- 問題 A: クラゲ展示についての文章によると、多くの女性リピーターが生まれたのはなぜか。一～三文で説明せよ。
- 問題 B: クラゲ展示についての文章の続きを、最後の文の後から書け。

- 文書の一部:
╭──

しかし1974年に本格的にクラゲの展示を始めたころは、黒い壁に水槽を当てはめただけという展示方法。その後展示方法を変え、2階の全フロアを使ってクラゲファンタジーホールを開設した。2004年4月に「新江ノ島水族館」に生まれ変わった際には、さらにデザイン性にこだわり、クラゲの体内をイメージさせる半ドーム式の空間に、1~26トンまでの大小9つの水槽と、小型窓がついた6つの小さな水槽を配置した。ここでは現在、おなじみの「ミズクラゲ」から、世界で一番大きなクラゲとされている「シーネットル」まで、世界中のクラゲを公開している。
「癒し」ブームで女性リピーター獲得
青色で統一された旧・クラゲファンタジーホールは、神秘的で幻想的な雰囲気と話題を集め「癒し」ブームにのって人気に。リクライニングチェアに横たわり、BGMを流し、アロマの香りを漂わせ「クラゲのリラクゼーション」としてリラックスするイベントも開催、大きな話題を集めた。
クラゲを「美しく神秘的な生き物」として見てもらうよう工夫した演出面の効果は大きく、多くの来館者に、それまでの「毒のある刺す生き物」としてのイメージとは異なる生物として認識してもらうことに成功。女性を中心にクラゲのコアファンを増やすなど、結果として多くの女性リピーターの誕生につながった。

╰──

コレクションから抜粋した記録

╭──

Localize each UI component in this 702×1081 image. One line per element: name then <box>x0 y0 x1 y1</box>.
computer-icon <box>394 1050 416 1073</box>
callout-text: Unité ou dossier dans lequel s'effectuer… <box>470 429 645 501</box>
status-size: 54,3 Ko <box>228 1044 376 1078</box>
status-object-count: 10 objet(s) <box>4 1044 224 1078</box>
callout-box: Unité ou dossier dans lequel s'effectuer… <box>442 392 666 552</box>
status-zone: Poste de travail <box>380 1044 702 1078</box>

╰──

- 解答 A: クラゲを「美しく神秘的な生き物」として見てもらう演出の工夫により、多くの来館者がクラゲを「毒のある刺す生き物」とは異なる生物として認識するようになったからだ。その結果、女性を中心にクラゲのコアファンが増えた。

- 解答 B:
また、新江ノ島水族館になってからの新たな企画として根強い人気を誇るのが館内での「ナイトツアー」だ。クラゲファンタジーホールでの宿泊付きのナイトツアーを20歳以上の女性を対象に募集したところ、50人の定員に10倍以上の応募があった。定期的に開催している現在でも常に定員の1.5倍ほどの応募がある。
オリジナルグッズで来館者をクラゲファンに
1988年に旧・クラゲファンタジーホールを開設したころ、同館スタッフは館内で販売する「クラゲグッズ」の収集を開始。海外まで足を運び買い付けて来たポストカードやトートバッグなどを販売。その際は、一瞬で売れ切れるほどの人気だった。
その後2007年にオリジナルDVD「クラゲファンタジーワールド」を販売。夏休みに500枚の限定で販売したが、これもすぐに完売した。現在は、同館に併設されている売店「ビーチ・トレジャー」で常時発売している。なおほかにもDVDを発売しているが、同館スタッフによる完全制作、また1つの生物だけを題材にしたものは唯一この1枚のみだ。
昭和天皇にさかのぼるクラゲ研究の歴史
旧・江の島水族館の開館は、当時の日活の社長であった故・堀久作さんが大磯方面へ国道134号を走る途中に立ち寄った湘南海岸で、その素晴らしい景観に心を奪われ「この地にふさわしい施設の建設を」と思い立ったことがきっかけだという。
東京に戻り早速開始した市場調査により、江の島が日本の海洋生物学発祥の地であることがわかり、日本で初めて臨海実験所を創設。その後、江の島に水族館創設を提唱していた地元の学者との出会いから旧・江の島水族館が誕生した。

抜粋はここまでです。